# PROBLEM
Transcribe all the entries word for word, but omit the images.
### RECORD SET ###
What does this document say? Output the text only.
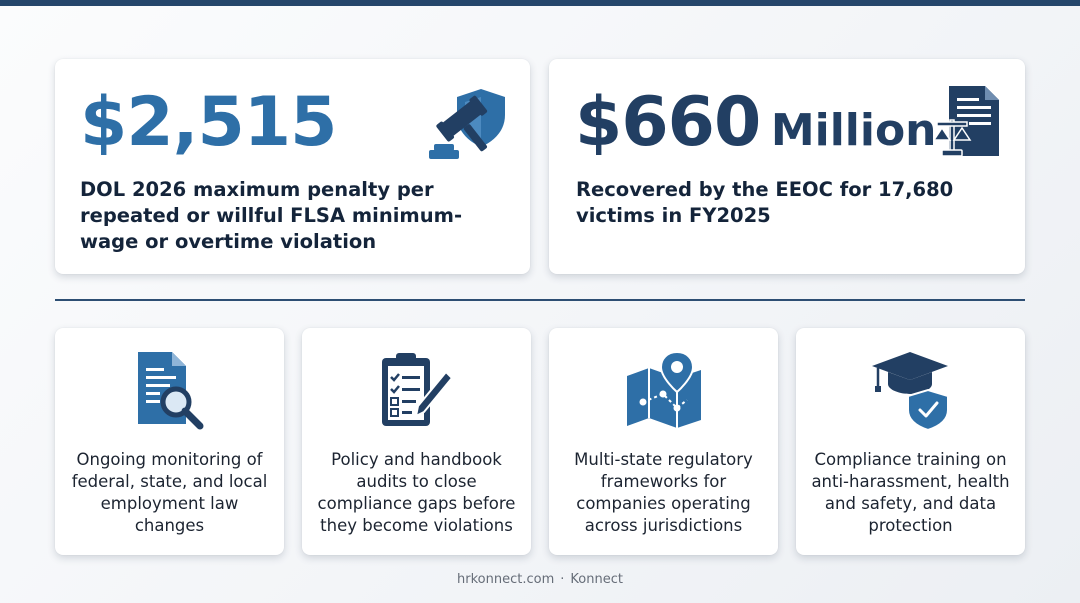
$2,515

DOL 2026 maximum penalty per repeated or willful FLSA minimum-wage or overtime violation

$660 Million

Recovered by the EEOC for 17,680 victims in FY2025

Ongoing monitoring of federal, state, and local employment law changes

Policy and handbook audits to close compliance gaps before they become violations

Multi-state regulatory frameworks for companies operating across jurisdictions

Compliance training on anti-harassment, health and safety, and data protection

hrkonnect.com · Konnect
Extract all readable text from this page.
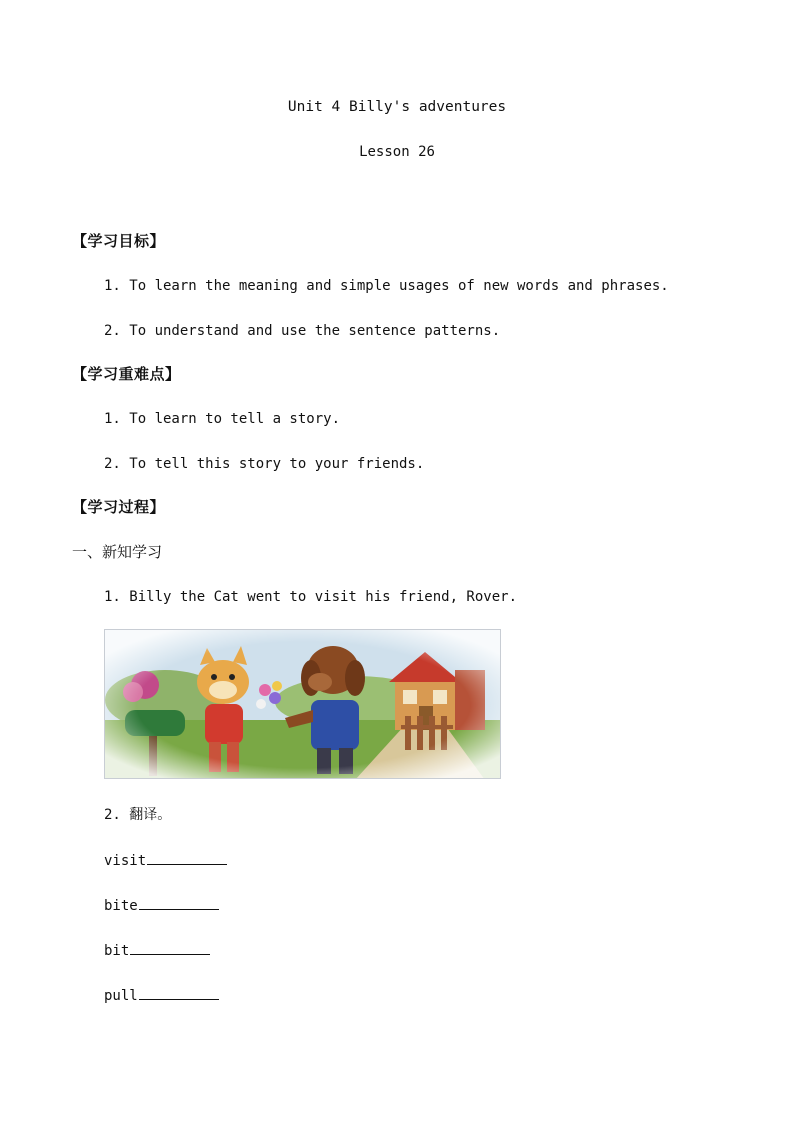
Unit 4 Billy's adventures
Lesson 26
【学习目标】
1. To learn the meaning and simple usages of new words and phrases.
2. To understand and use the sentence patterns.
【学习重难点】
1. To learn to tell a story.
2. To tell this story to your friends.
【学习过程】
一、新知学习
1. Billy the Cat went to visit his friend, Rover.
2. 翻译。
visit
bite
bit
pull
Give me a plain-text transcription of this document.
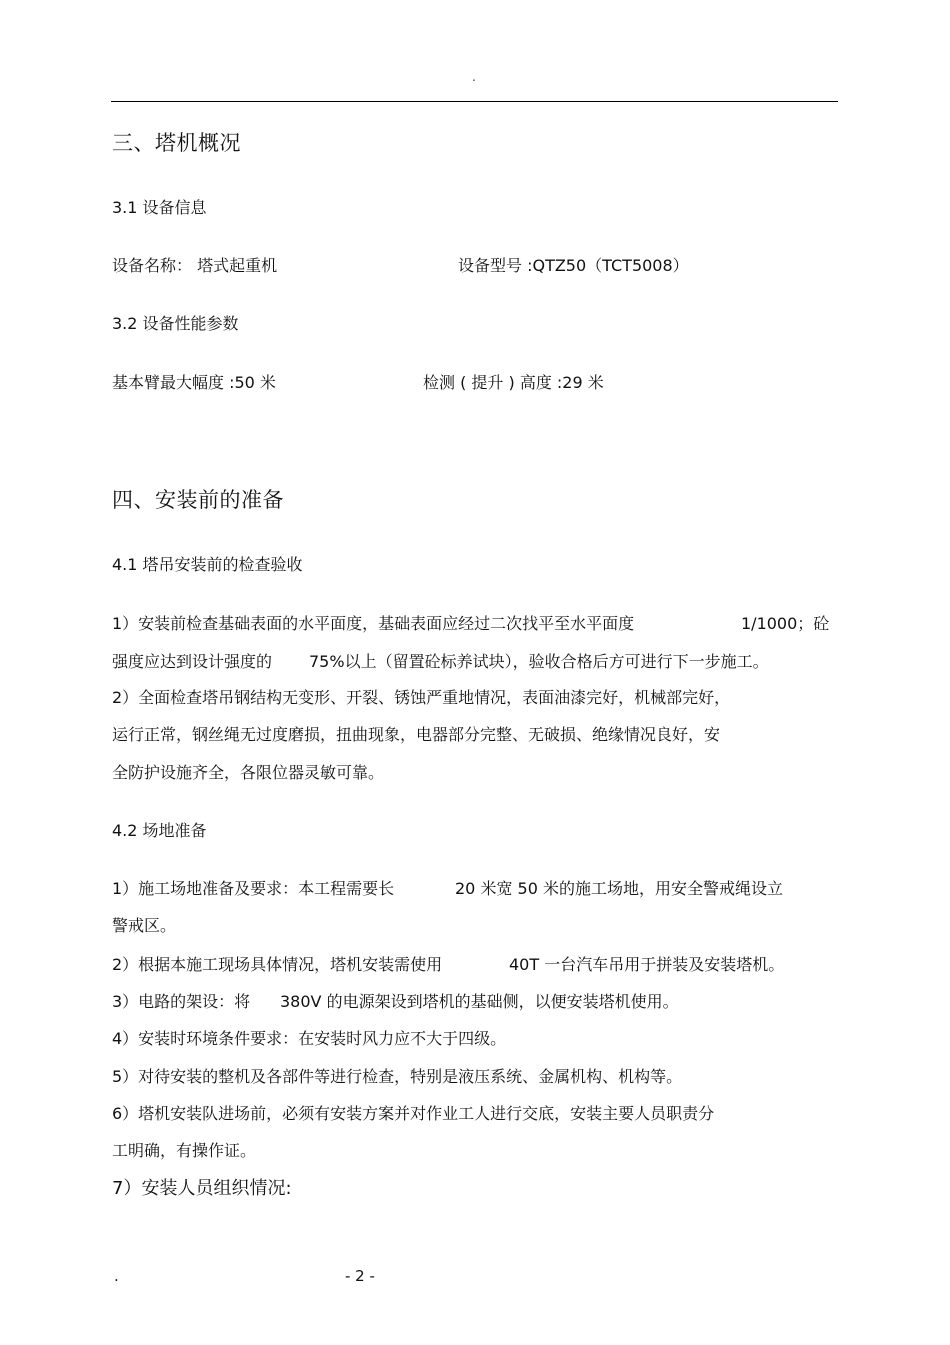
.
三、塔机概况
3.1 设备信息
设备名称： 塔式起重机	设备型号 :QTZ50（TCT5008）
3.2 设备性能参数
基本臂最大幅度 :50 米	检测 ( 提升 ) 高度 :29 米
四、安装前的准备
4.1 塔吊安装前的检查验收
1）安装前检查基础表面的水平面度，基础表面应经过二次找平至水平面度	1/1000；砼
强度应达到设计强度的 75%以上（留置砼标养试块），验收合格后方可进行下一步施工。
2）全面检查塔吊钢结构无变形、开裂、锈蚀严重地情况，表面油漆完好，机械部完好，
运行正常，钢丝绳无过度磨损，扭曲现象，电器部分完整、无破损、绝缘情况良好，安
全防护设施齐全，各限位器灵敏可靠。
4.2 场地准备
1）施工场地准备及要求：本工程需要长	20 米宽 50 米的施工场地，用安全警戒绳设立
警戒区。
2）根据本施工现场具体情况，塔机安装需使用	40T 一台汽车吊用于拼装及安装塔机。
3）电路的架设：将 380V 的电源架设到塔机的基础侧，以便安装塔机使用。
4）安装时环境条件要求：在安装时风力应不大于四级。
5）对待安装的整机及各部件等进行检查，特别是液压系统、金属机构、机构等。
6）塔机安装队进场前，必须有安装方案并对作业工人进行交底，安装主要人员职责分
工明确，有操作证。
7）安装人员组织情况:
.	- 2 -
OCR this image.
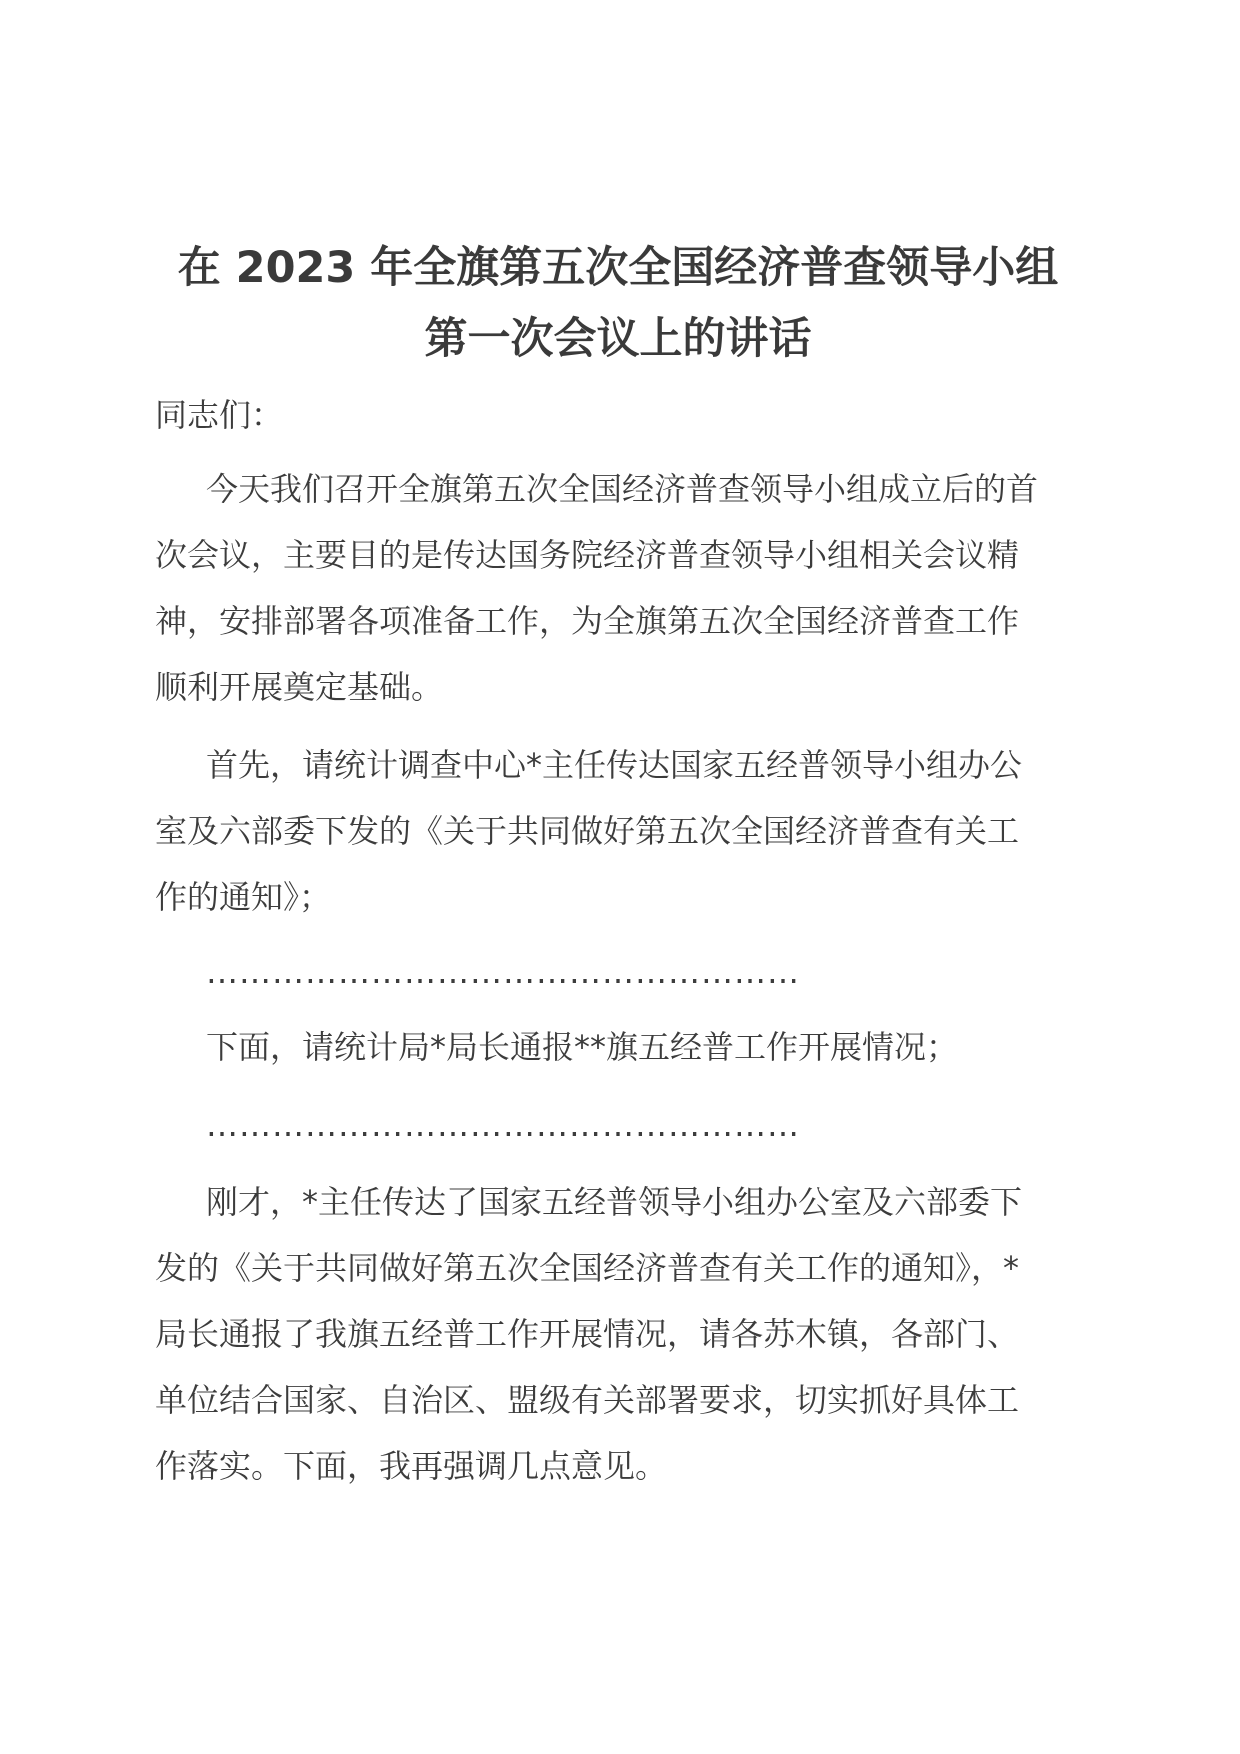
在 2023 年全旗第五次全国经济普查领导小组
第一次会议上的讲话

同志们：

今天我们召开全旗第五次全国经济普查领导小组成立后的首
次会议，主要目的是传达国务院经济普查领导小组相关会议精
神，安排部署各项准备工作，为全旗第五次全国经济普查工作
顺利开展奠定基础。
首先，请统计调查中心*主任传达国家五经普领导小组办公
室及六部委下发的《关于共同做好第五次全国经济普查有关工
作的通知》；

………………………………………………

下面，请统计局*局长通报**旗五经普工作开展情况；

………………………………………………

刚才，*主任传达了国家五经普领导小组办公室及六部委下
发的《关于共同做好第五次全国经济普查有关工作的通知》，*
局长通报了我旗五经普工作开展情况，请各苏木镇，各部门、
单位结合国家、自治区、盟级有关部署要求，切实抓好具体工
作落实。下面，我再强调几点意见。
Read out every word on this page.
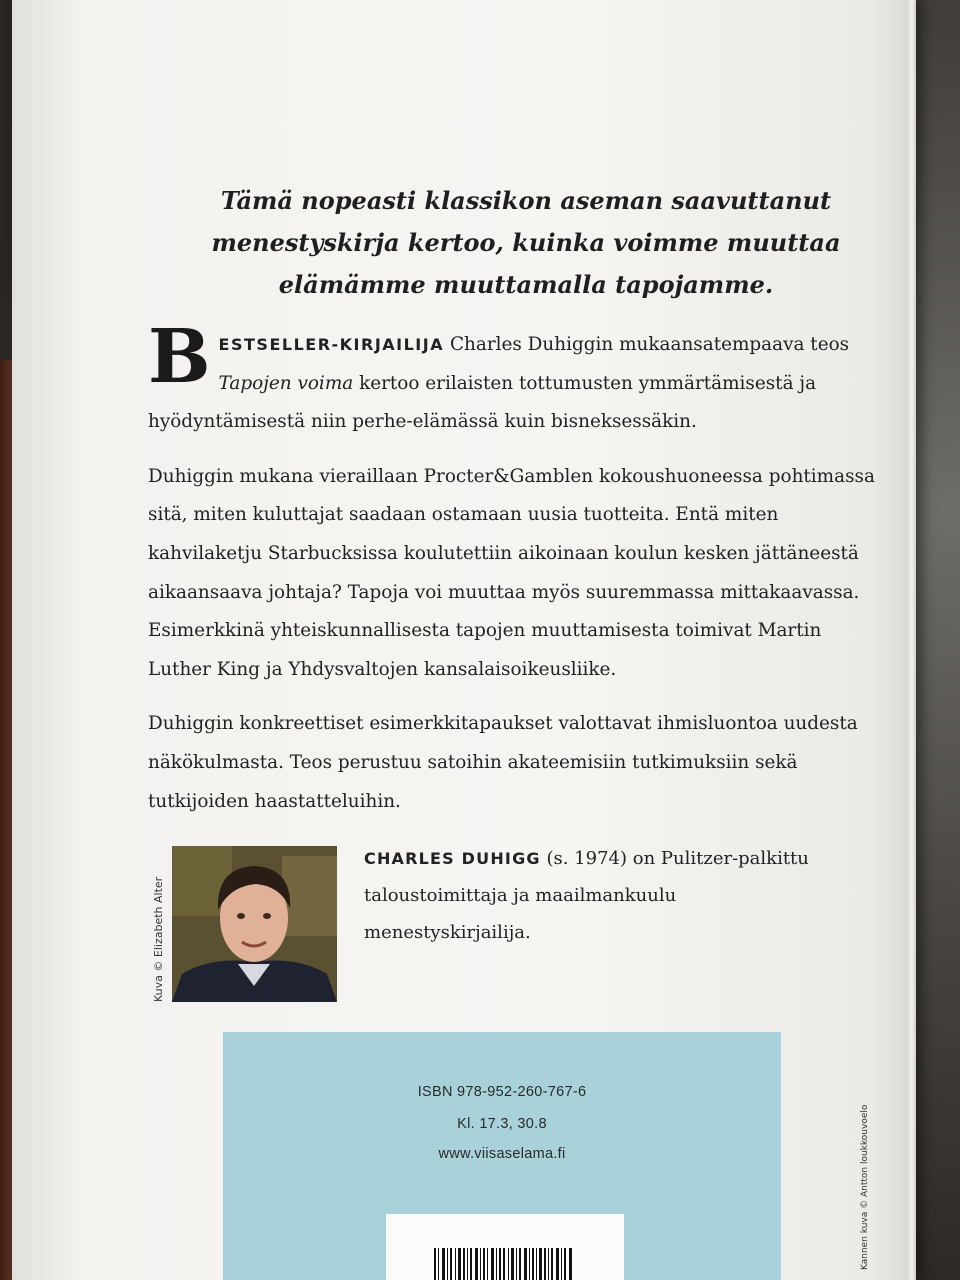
Tämä nopeasti klassikon aseman saavuttanut menestyskirja kertoo, kuinka voimme muuttaa elämämme muuttamalla tapojamme.

BESTSELLER-KIRJAILIJA Charles Duhiggin mukaansatempaava teos Tapojen voima kertoo erilaisten tottumusten ymmärtämisestä ja hyödyntämisestä niin perhe-elämässä kuin bisneksessäkin.

Duhiggin mukana vieraillaan Procter&Gamblen kokoushuoneessa pohtimassa sitä, miten kuluttajat saadaan ostamaan uusia tuotteita. Entä miten kahvilaketju Starbucksissa koulutettiin aikoinaan koulun kesken jättäneestä aikaansaava johtaja? Tapoja voi muuttaa myös suuremmassa mittakaavassa. Esimerkkinä yhteiskunnallisesta tapojen muuttamisesta toimivat Martin Luther King ja Yhdysvaltojen kansalaisoikeusliike.

Duhiggin konkreettiset esimerkkitapaukset valottavat ihmisluontoa uudesta näkökulmasta. Teos perustuu satoihin akateemisiin tutkimuksiin sekä tutkijoiden haastatteluihin.

Kuva © Elizabeth Alter

CHARLES DUHIGG (s. 1974) on Pulitzer-palkittu taloustoimittaja ja maailmankuulu menestyskirjailija.

ISBN 978-952-260-767-6
Kl. 17.3, 30.8
www.viisaselama.fi	Kannen kuva © Antton loukkouvoelo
###
# THE COMPLETED TASK
What does this document say? Output the text only.
$2,515

DOL 2026 maximum penalty per repeated or willful FLSA minimum-wage or overtime violation

$660 Million

Recovered by the EEOC for 17,680 victims in FY2025

Ongoing monitoring of federal, state, and local employment law changes

Policy and handbook audits to close compliance gaps before they become violations

Multi-state regulatory frameworks for companies operating across jurisdictions

Compliance training on anti-harassment, health and safety, and data protection

hrkonnect.com · Konnect
Extract all readable text from this page.
Unit 4 Billy's adventures
Lesson 26
【学习目标】
1. To learn the meaning and simple usages of new words and phrases.
2. To understand and use the sentence patterns.
【学习重难点】
1. To learn to tell a story.
2. To tell this story to your friends.
【学习过程】
一、新知学习
1. Billy the Cat went to visit his friend, Rover.
2. 翻译。
visit
bite
bit
pull
Give me a plain-text transcription of this document.
.
三、塔机概况
3.1 设备信息
设备名称： 塔式起重机	设备型号 :QTZ50（TCT5008）
3.2 设备性能参数
基本臂最大幅度 :50 米	检测 ( 提升 ) 高度 :29 米
四、安装前的准备
4.1 塔吊安装前的检查验收
1）安装前检查基础表面的水平面度，基础表面应经过二次找平至水平面度	1/1000；砼
强度应达到设计强度的 75%以上（留置砼标养试块），验收合格后方可进行下一步施工。
2）全面检查塔吊钢结构无变形、开裂、锈蚀严重地情况，表面油漆完好，机械部完好，
运行正常，钢丝绳无过度磨损，扭曲现象，电器部分完整、无破损、绝缘情况良好，安
全防护设施齐全，各限位器灵敏可靠。
4.2 场地准备
1）施工场地准备及要求：本工程需要长	20 米宽 50 米的施工场地，用安全警戒绳设立
警戒区。
2）根据本施工现场具体情况，塔机安装需使用	40T 一台汽车吊用于拼装及安装塔机。
3）电路的架设：将 380V 的电源架设到塔机的基础侧，以便安装塔机使用。
4）安装时环境条件要求：在安装时风力应不大于四级。
5）对待安装的整机及各部件等进行检查，特别是液压系统、金属机构、机构等。
6）塔机安装队进场前，必须有安装方案并对作业工人进行交底，安装主要人员职责分
工明确，有操作证。
7）安装人员组织情况:
.	- 2 -
OCR this image.
在 2023 年全旗第五次全国经济普查领导小组
第一次会议上的讲话

同志们：

今天我们召开全旗第五次全国经济普查领导小组成立后的首
次会议，主要目的是传达国务院经济普查领导小组相关会议精
神，安排部署各项准备工作，为全旗第五次全国经济普查工作
顺利开展奠定基础。
首先，请统计调查中心*主任传达国家五经普领导小组办公
室及六部委下发的《关于共同做好第五次全国经济普查有关工
作的通知》；

………………………………………………

下面，请统计局*局长通报**旗五经普工作开展情况；

………………………………………………

刚才，*主任传达了国家五经普领导小组办公室及六部委下
发的《关于共同做好第五次全国经济普查有关工作的通知》，*
局长通报了我旗五经普工作开展情况，请各苏木镇，各部门、
单位结合国家、自治区、盟级有关部署要求，切实抓好具体工
作落实。下面，我再强调几点意见。
Read out every word on this page.
Tämä nopeasti klassikon aseman saavuttanut menestyskirja kertoo, kuinka voimme muuttaa elämämme muuttamalla tapojamme.

BESTSELLER-KIRJAILIJA Charles Duhiggin mukaansatempaava teos Tapojen voima kertoo erilaisten tottumusten ymmärtämisestä ja hyödyntämisestä niin perhe-elämässä kuin bisneksessäkin.

Duhiggin mukana vieraillaan Procter&Gamblen kokoushuoneessa pohtimassa sitä, miten kuluttajat saadaan ostamaan uusia tuotteita. Entä miten kahvilaketju Starbucksissa koulutettiin aikoinaan koulun kesken jättäneestä aikaansaava johtaja? Tapoja voi muuttaa myös suuremmassa mittakaavassa. Esimerkkinä yhteiskunnallisesta tapojen muuttamisesta toimivat Martin Luther King ja Yhdysvaltojen kansalaisoikeusliike.

Duhiggin konkreettiset esimerkkitapaukset valottavat ihmisluontoa uudesta näkökulmasta. Teos perustuu satoihin akateemisiin tutkimuksiin sekä tutkijoiden haastatteluihin.

Kuva © Elizabeth Alter

CHARLES DUHIGG (s. 1974) on Pulitzer-palkittu taloustoimittaja ja maailmankuulu menestyskirjailija.

ISBN 978-952-260-767-6
Kl. 17.3, 30.8
www.viisaselama.fi	Kannen kuva © Antton loukkouvoelo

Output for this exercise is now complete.